_Task material_
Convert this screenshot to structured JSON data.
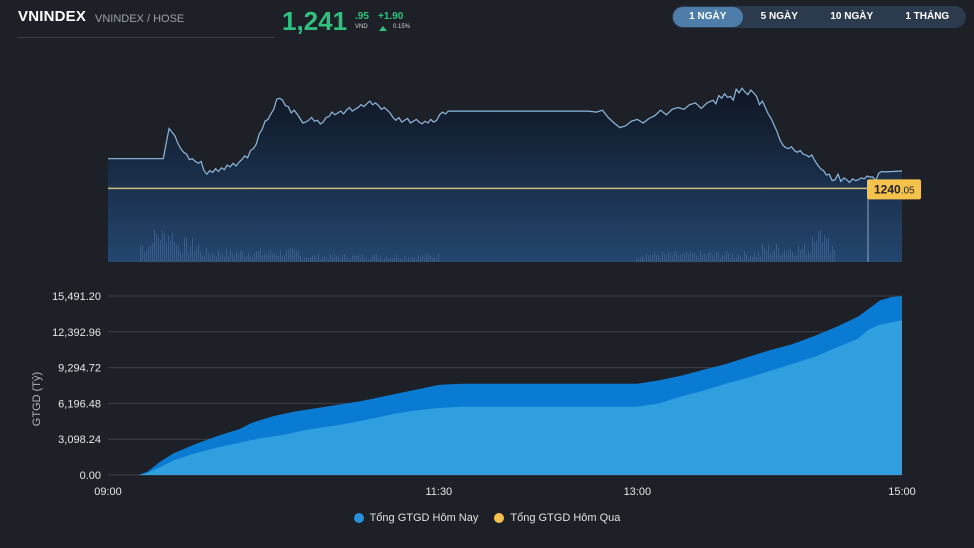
{
  "header": {
    "title": "VNINDEX",
    "subtitle": "VNINDEX / HOSE",
    "price_int": "1,241",
    "price_dec": ".95",
    "currency": "VND",
    "change": "+1.90",
    "change_pct": "0.15%",
    "up_color": "#2ec27e"
  },
  "tabs": [
    {
      "label": "1 NGÀY",
      "active": true
    },
    {
      "label": "5 NGÀY",
      "active": false
    },
    {
      "label": "10 NGÀY",
      "active": false
    },
    {
      "label": "1 THÁNG",
      "active": false
    }
  ],
  "price_chart": {
    "type": "line",
    "ref_label_int": "1240",
    "ref_label_dec": ".05",
    "ref_value": 1240.05,
    "ylim": [
      1232.0,
      1253.0
    ],
    "line_color": "#8fb8dd",
    "ref_line_color": "#c9c07a",
    "series": [
      [
        0,
        1243.3
      ],
      [
        20,
        1243.3
      ],
      [
        30,
        1243.3
      ],
      [
        38,
        1243.3
      ],
      [
        40,
        1245
      ],
      [
        42,
        1246.6
      ],
      [
        44,
        1246.2
      ],
      [
        46,
        1245.8
      ],
      [
        48,
        1245
      ],
      [
        50,
        1244.4
      ],
      [
        52,
        1244
      ],
      [
        54,
        1243.8
      ],
      [
        56,
        1243.2
      ],
      [
        58,
        1243.3
      ],
      [
        60,
        1243
      ],
      [
        62,
        1242.8
      ],
      [
        64,
        1243
      ],
      [
        66,
        1242
      ],
      [
        68,
        1241.6
      ],
      [
        70,
        1242
      ],
      [
        72,
        1241.8
      ],
      [
        74,
        1242.2
      ],
      [
        76,
        1241.9
      ],
      [
        78,
        1242.3
      ],
      [
        80,
        1242.1
      ],
      [
        82,
        1242.6
      ],
      [
        84,
        1242.4
      ],
      [
        86,
        1242.8
      ],
      [
        88,
        1242.5
      ],
      [
        90,
        1242.9
      ],
      [
        92,
        1243.2
      ],
      [
        94,
        1243.6
      ],
      [
        96,
        1243.4
      ],
      [
        98,
        1244.2
      ],
      [
        100,
        1244.4
      ],
      [
        102,
        1244.9
      ],
      [
        104,
        1246
      ],
      [
        106,
        1246.5
      ],
      [
        108,
        1247.4
      ],
      [
        110,
        1247.6
      ],
      [
        112,
        1248.2
      ],
      [
        114,
        1248.7
      ],
      [
        116,
        1249.8
      ],
      [
        118,
        1249.9
      ],
      [
        120,
        1249.7
      ],
      [
        122,
        1249.1
      ],
      [
        124,
        1249
      ],
      [
        126,
        1248.3
      ],
      [
        128,
        1248.6
      ],
      [
        130,
        1248.2
      ],
      [
        132,
        1247.7
      ],
      [
        134,
        1247.2
      ],
      [
        136,
        1247.3
      ],
      [
        138,
        1247.5
      ],
      [
        140,
        1247.8
      ],
      [
        142,
        1247.4
      ],
      [
        144,
        1247.5
      ],
      [
        146,
        1247.1
      ],
      [
        148,
        1247.3
      ],
      [
        150,
        1247.8
      ],
      [
        152,
        1247.9
      ],
      [
        154,
        1248.4
      ],
      [
        156,
        1248.1
      ],
      [
        158,
        1248.3
      ],
      [
        160,
        1248.5
      ],
      [
        162,
        1248.2
      ],
      [
        164,
        1248.6
      ],
      [
        166,
        1248.9
      ],
      [
        168,
        1248.5
      ],
      [
        170,
        1248.7
      ],
      [
        172,
        1248.9
      ],
      [
        174,
        1249.2
      ],
      [
        176,
        1249.0
      ],
      [
        178,
        1249.3
      ],
      [
        180,
        1249.6
      ],
      [
        182,
        1249.2
      ],
      [
        184,
        1249.4
      ],
      [
        186,
        1249.1
      ],
      [
        188,
        1248.7
      ],
      [
        190,
        1248.9
      ],
      [
        192,
        1248.6
      ],
      [
        194,
        1248.3
      ],
      [
        196,
        1247.8
      ],
      [
        198,
        1247.5
      ],
      [
        200,
        1247.8
      ],
      [
        202,
        1247.3
      ],
      [
        204,
        1247.5
      ],
      [
        206,
        1247.7
      ],
      [
        208,
        1247.2
      ],
      [
        210,
        1247.4
      ],
      [
        212,
        1247.6
      ],
      [
        214,
        1247.3
      ],
      [
        216,
        1247.1
      ],
      [
        218,
        1247.4
      ],
      [
        220,
        1247.2
      ],
      [
        222,
        1247.6
      ],
      [
        224,
        1247.3
      ],
      [
        226,
        1247.5
      ],
      [
        228,
        1248.1
      ],
      [
        230,
        1248.4
      ],
      [
        232,
        1248.2
      ],
      [
        234,
        1248.5
      ],
      [
        330,
        1248.5
      ],
      [
        336,
        1248.4
      ],
      [
        340,
        1248.6
      ],
      [
        344,
        1247.8
      ],
      [
        348,
        1247.2
      ],
      [
        352,
        1246.7
      ],
      [
        356,
        1246.9
      ],
      [
        360,
        1247.4
      ],
      [
        364,
        1247.6
      ],
      [
        368,
        1247.2
      ],
      [
        372,
        1247.7
      ],
      [
        376,
        1248.0
      ],
      [
        380,
        1248.6
      ],
      [
        384,
        1248.1
      ],
      [
        388,
        1248.7
      ],
      [
        392,
        1248.9
      ],
      [
        396,
        1248.7
      ],
      [
        400,
        1249.2
      ],
      [
        404,
        1249.4
      ],
      [
        408,
        1248.8
      ],
      [
        412,
        1249.4
      ],
      [
        416,
        1249.7
      ],
      [
        418,
        1249.3
      ],
      [
        420,
        1250.2
      ],
      [
        422,
        1249.9
      ],
      [
        424,
        1250.4
      ],
      [
        426,
        1250.0
      ],
      [
        428,
        1250.1
      ],
      [
        430,
        1249.7
      ],
      [
        432,
        1250.9
      ],
      [
        434,
        1250.5
      ],
      [
        436,
        1251.0
      ],
      [
        438,
        1250.6
      ],
      [
        440,
        1250.3
      ],
      [
        442,
        1250.8
      ],
      [
        444,
        1250.5
      ],
      [
        446,
        1250.1
      ],
      [
        448,
        1249.2
      ],
      [
        450,
        1249.6
      ],
      [
        452,
        1248.9
      ],
      [
        454,
        1248.2
      ],
      [
        456,
        1247.7
      ],
      [
        458,
        1247.0
      ],
      [
        460,
        1246.3
      ],
      [
        462,
        1245.4
      ],
      [
        464,
        1244.8
      ],
      [
        466,
        1244.5
      ],
      [
        468,
        1244.4
      ],
      [
        470,
        1244.6
      ],
      [
        472,
        1244.2
      ],
      [
        474,
        1244.0
      ],
      [
        476,
        1244.2
      ],
      [
        478,
        1243.8
      ],
      [
        480,
        1243.7
      ],
      [
        482,
        1243.5
      ],
      [
        484,
        1243.7
      ],
      [
        486,
        1243.1
      ],
      [
        488,
        1242.6
      ],
      [
        490,
        1242.2
      ],
      [
        492,
        1242.0
      ],
      [
        494,
        1241.5
      ],
      [
        496,
        1241.6
      ],
      [
        498,
        1240.9
      ],
      [
        500,
        1241.0
      ],
      [
        502,
        1241.6
      ],
      [
        504,
        1240.8
      ],
      [
        506,
        1241.2
      ],
      [
        508,
        1241.0
      ],
      [
        510,
        1240.7
      ],
      [
        512,
        1241.1
      ],
      [
        514,
        1240.9
      ],
      [
        516,
        1241.0
      ],
      [
        518,
        1241.2
      ],
      [
        520,
        1241.1
      ],
      [
        522,
        1241.4
      ],
      [
        524,
        1241.3
      ],
      [
        526,
        1241.3
      ],
      [
        528,
        1240.9
      ],
      [
        530,
        1241.7
      ],
      [
        532,
        1241.9
      ],
      [
        534,
        1241.85
      ],
      [
        546,
        1241.95
      ]
    ]
  },
  "turnover_chart": {
    "type": "area",
    "ylabel": "GTGD (Tỷ)",
    "ylim": [
      0,
      15491.2
    ],
    "yticks": [
      "0.00",
      "3,098.24",
      "6,196.48",
      "9,294.72",
      "12,392.96",
      "15,491.20"
    ],
    "ytick_values": [
      0,
      3098.24,
      6196.48,
      9294.72,
      12392.96,
      15491.2
    ],
    "xticks": [
      "09:00",
      "11:30",
      "13:00",
      "15:00"
    ],
    "xtick_positions": [
      0,
      150,
      240,
      360
    ],
    "xlim": [
      0,
      360
    ],
    "series": [
      {
        "name": "Tổng GTGD Hôm Nay",
        "color": "#2a8fdc",
        "points": [
          [
            0,
            0
          ],
          [
            14,
            0
          ],
          [
            18,
            300
          ],
          [
            24,
            1200
          ],
          [
            30,
            1900
          ],
          [
            40,
            2700
          ],
          [
            50,
            3400
          ],
          [
            60,
            4000
          ],
          [
            65,
            4500
          ],
          [
            75,
            5100
          ],
          [
            85,
            5500
          ],
          [
            95,
            5800
          ],
          [
            105,
            6100
          ],
          [
            115,
            6400
          ],
          [
            125,
            6800
          ],
          [
            135,
            7200
          ],
          [
            145,
            7600
          ],
          [
            150,
            7800
          ],
          [
            160,
            7900
          ],
          [
            240,
            7900
          ],
          [
            250,
            8200
          ],
          [
            260,
            8600
          ],
          [
            270,
            9100
          ],
          [
            280,
            9600
          ],
          [
            290,
            10200
          ],
          [
            300,
            10800
          ],
          [
            310,
            11300
          ],
          [
            320,
            12000
          ],
          [
            330,
            12800
          ],
          [
            340,
            13700
          ],
          [
            345,
            14400
          ],
          [
            350,
            15100
          ],
          [
            355,
            15400
          ],
          [
            360,
            15491
          ]
        ]
      },
      {
        "name": "Tổng GTGD Hôm Qua",
        "color": "#f5c24c",
        "points": [
          [
            0,
            0
          ],
          [
            14,
            0
          ],
          [
            18,
            200
          ],
          [
            24,
            700
          ],
          [
            30,
            1300
          ],
          [
            40,
            1900
          ],
          [
            50,
            2400
          ],
          [
            60,
            2800
          ],
          [
            70,
            3200
          ],
          [
            80,
            3500
          ],
          [
            90,
            3900
          ],
          [
            100,
            4200
          ],
          [
            110,
            4500
          ],
          [
            120,
            4900
          ],
          [
            130,
            5300
          ],
          [
            140,
            5600
          ],
          [
            150,
            5800
          ],
          [
            160,
            5900
          ],
          [
            240,
            5900
          ],
          [
            250,
            6200
          ],
          [
            260,
            6800
          ],
          [
            270,
            7300
          ],
          [
            280,
            7900
          ],
          [
            290,
            8400
          ],
          [
            300,
            9000
          ],
          [
            310,
            9600
          ],
          [
            320,
            10200
          ],
          [
            330,
            11000
          ],
          [
            340,
            11800
          ],
          [
            345,
            12600
          ],
          [
            350,
            13000
          ],
          [
            360,
            13400
          ]
        ]
      }
    ]
  }
}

_Given task_
Find the string "Tổng" in the records, then copy each line where it occurs.

_Result below_
        "name": "Tổng GTGD Hôm Nay",
        "name": "Tổng GTGD Hôm Qua",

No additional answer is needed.